**What to work on**
1. In the cruising insurance post, how much did the PADI Platinum Plan cost the writer for a year of worldwide coverage at the time the writer left the US?
2. Decide whether each statement agrees with the cruising insurance post: (a) The writer was treated for kidney failure in China in 2003. (b) The writer advised removing a working roller furling system. (c) Medicare covers US citizens overseas.
3. Carry on the cruising insurance post from its last sentence.

**Text section**
========================================================================

When I left the US in 97, I subscribed to the PADI travel insurance Platinum Plan. at that time $200 covered me world wide for a year, I just looked and can't find this plan online, but did get two independent quotes for two people at $1200 per year..

I said long ago that I needed treatment for an infected coral cut in NEW CALEDONIA, in 2003 and at that time there was no payment mechanism at the clinic I visited... I also needed treatment for kidney failure in China in 2003 which cost USD$125.

I was asked if this meant Clyde could go to Martinique and get free treatment for an unknown condition. I asked Clyde to state his problem, his location, and his nationality which apparently created quite a stir...

Given a name of Clyde, is he perhaps a Brit? If so why doesn't he go to a UK territory where he can use his own country's social medicine scheme? Is Clyde in the Atlantic basin? If not, why not go to RSA? Namibia? Spain? or another venue much closer??

This thread is focused on minimalist cruising on boats having displacements between 5-9 tons.

In no case did I recommend removal of a working roller furling system.. and the decision to keep one must consider the costs of maintaining one..

But I will recommend you budget $1200 while preparing to go and put that sum in your health insurance fund... to pay expenses along the way...
And...

I will remind US citizens that Medicare does not cover them overseas.. if they expect to use that or another US scheme, they will need travel insurance with a repatriation feature.

========================================================================

**Supplied entries**

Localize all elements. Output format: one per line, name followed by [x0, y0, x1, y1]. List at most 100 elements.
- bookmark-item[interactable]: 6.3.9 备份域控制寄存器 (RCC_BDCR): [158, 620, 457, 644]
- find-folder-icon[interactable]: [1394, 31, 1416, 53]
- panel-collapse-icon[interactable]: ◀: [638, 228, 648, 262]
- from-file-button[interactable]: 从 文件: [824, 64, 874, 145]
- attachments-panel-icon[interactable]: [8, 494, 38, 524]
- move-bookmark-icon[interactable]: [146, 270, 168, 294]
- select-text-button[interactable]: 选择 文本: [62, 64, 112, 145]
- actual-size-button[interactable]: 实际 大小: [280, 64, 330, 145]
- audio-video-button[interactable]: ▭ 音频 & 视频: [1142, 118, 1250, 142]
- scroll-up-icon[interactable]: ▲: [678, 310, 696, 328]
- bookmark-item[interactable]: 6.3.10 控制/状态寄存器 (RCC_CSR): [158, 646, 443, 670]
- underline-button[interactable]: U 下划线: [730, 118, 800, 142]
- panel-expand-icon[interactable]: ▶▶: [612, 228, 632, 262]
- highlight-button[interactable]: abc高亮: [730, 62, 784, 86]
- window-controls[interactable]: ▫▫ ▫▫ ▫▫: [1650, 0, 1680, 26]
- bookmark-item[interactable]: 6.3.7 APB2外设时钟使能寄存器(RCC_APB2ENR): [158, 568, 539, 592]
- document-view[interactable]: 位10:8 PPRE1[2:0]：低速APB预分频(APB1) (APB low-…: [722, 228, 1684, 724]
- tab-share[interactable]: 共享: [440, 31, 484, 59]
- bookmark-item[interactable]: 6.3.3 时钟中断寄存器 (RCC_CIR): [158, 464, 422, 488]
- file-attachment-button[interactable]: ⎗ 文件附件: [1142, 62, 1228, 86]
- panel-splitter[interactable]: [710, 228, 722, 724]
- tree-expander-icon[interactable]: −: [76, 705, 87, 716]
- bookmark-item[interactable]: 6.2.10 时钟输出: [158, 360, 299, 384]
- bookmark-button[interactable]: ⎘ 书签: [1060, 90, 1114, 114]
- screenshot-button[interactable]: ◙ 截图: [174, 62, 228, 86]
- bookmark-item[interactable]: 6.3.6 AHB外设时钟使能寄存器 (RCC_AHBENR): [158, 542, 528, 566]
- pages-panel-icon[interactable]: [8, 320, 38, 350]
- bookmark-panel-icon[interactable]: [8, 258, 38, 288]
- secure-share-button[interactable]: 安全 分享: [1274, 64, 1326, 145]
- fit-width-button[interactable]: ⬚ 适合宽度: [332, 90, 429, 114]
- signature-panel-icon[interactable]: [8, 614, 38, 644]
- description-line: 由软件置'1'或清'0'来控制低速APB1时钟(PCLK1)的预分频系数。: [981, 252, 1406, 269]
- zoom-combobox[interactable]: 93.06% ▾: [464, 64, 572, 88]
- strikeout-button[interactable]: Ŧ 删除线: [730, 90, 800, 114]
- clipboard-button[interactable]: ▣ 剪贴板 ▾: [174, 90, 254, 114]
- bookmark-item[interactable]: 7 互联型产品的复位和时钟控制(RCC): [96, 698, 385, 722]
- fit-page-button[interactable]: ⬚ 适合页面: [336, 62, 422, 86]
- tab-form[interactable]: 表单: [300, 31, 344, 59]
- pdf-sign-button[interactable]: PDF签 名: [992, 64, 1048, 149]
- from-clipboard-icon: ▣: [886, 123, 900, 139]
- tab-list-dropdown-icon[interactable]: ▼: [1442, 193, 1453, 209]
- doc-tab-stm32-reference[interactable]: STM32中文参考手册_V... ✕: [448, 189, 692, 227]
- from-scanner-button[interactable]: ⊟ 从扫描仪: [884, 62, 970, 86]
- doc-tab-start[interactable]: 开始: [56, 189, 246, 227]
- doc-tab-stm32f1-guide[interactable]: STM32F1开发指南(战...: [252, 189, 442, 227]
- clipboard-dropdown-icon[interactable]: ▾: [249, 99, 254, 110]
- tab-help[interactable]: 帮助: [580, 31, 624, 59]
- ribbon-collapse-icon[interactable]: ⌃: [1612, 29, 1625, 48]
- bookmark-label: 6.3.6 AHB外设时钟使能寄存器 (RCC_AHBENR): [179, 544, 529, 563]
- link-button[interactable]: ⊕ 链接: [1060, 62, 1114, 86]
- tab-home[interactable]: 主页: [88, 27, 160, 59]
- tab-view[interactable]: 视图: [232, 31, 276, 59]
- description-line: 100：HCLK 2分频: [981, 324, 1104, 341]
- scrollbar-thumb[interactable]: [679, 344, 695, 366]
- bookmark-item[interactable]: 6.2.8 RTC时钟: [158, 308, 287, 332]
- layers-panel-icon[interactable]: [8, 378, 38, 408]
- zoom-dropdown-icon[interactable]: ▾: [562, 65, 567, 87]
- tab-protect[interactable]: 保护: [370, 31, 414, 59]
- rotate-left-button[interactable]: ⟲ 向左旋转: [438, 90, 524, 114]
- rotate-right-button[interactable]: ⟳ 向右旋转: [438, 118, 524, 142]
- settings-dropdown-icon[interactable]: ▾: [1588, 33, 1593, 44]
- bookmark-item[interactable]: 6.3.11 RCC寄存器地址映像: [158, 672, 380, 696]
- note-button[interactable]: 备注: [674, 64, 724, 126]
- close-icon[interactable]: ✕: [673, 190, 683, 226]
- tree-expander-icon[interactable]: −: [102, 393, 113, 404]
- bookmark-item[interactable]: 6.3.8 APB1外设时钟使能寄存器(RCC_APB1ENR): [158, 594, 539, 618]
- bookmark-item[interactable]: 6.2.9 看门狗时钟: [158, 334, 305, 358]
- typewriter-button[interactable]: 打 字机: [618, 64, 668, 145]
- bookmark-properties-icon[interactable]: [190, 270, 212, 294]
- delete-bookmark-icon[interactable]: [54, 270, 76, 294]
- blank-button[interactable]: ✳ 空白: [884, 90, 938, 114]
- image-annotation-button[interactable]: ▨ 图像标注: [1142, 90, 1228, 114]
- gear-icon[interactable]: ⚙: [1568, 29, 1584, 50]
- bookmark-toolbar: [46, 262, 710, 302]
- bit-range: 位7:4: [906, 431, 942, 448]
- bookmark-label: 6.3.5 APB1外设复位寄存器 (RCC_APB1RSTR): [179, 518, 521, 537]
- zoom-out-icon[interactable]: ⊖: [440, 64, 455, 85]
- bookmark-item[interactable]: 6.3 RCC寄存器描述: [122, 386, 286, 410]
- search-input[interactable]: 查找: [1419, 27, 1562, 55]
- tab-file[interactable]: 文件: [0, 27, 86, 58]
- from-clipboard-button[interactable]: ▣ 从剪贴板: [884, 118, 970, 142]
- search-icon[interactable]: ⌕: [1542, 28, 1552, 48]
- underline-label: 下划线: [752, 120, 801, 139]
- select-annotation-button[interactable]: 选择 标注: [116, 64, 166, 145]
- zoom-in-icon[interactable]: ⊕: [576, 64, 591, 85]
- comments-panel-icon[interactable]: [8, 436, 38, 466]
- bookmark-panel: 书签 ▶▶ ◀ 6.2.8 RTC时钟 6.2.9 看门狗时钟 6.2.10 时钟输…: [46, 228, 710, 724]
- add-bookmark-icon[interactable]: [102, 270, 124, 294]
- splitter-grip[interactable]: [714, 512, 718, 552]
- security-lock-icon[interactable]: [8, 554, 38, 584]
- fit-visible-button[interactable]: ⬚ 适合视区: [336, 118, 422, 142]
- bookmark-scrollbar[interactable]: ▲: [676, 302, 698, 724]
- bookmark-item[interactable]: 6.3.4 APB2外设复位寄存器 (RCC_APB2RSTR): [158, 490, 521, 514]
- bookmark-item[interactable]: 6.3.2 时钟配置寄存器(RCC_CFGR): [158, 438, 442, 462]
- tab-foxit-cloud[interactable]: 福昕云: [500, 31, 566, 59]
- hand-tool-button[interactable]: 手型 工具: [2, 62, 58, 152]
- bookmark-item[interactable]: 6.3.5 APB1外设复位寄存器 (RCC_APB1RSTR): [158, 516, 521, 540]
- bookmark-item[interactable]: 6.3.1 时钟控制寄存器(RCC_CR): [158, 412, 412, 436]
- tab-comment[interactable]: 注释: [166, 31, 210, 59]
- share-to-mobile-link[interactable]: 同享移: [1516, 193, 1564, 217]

========================================================================

**Answers to this exercise**
1. $200

2.
(a) Yes: "I also needed treatment for kidney failure in China in 2003 which cost USD$125."
(b) No: "In no case did I recommend removal of a working roller furling system"
(c) No: "Medicare does not cover them overseas"

3.
As for things I recommend you add beyond the bare essentials...

Snorkeling gear tops my list...
I am specifically recommending you get a good outfit including mask, fins, and snorkel..
I just cleaned the bottom of Pegasus that way, and we are going down island for our first haulout since HongKong in 2005. Our SeaHawk bottom paint is still working where it still covers the bottom, and the rest we scrape off using a drywall knife.. you may want one of those too...

Exactly where I am going is no secret... I am going to cruise the west indies in Pegasus.. on a minimalist budget.. as I have been doing since 92...because I knew when enough was enough...

If you want roller furling, a water maker, refrigeration, an engine, solar panels, a wind vane, SSB radio, computers. pressure water, a washing machine, microwave, and other items by all means have them... and if like my friend at the Ft. Lauderdale YC, you set the condition that you cannot set off across the Gulf Stream unless all are working.... and try as you might one or another fails just before departure.. you too can consider buying a slip at Las Olas...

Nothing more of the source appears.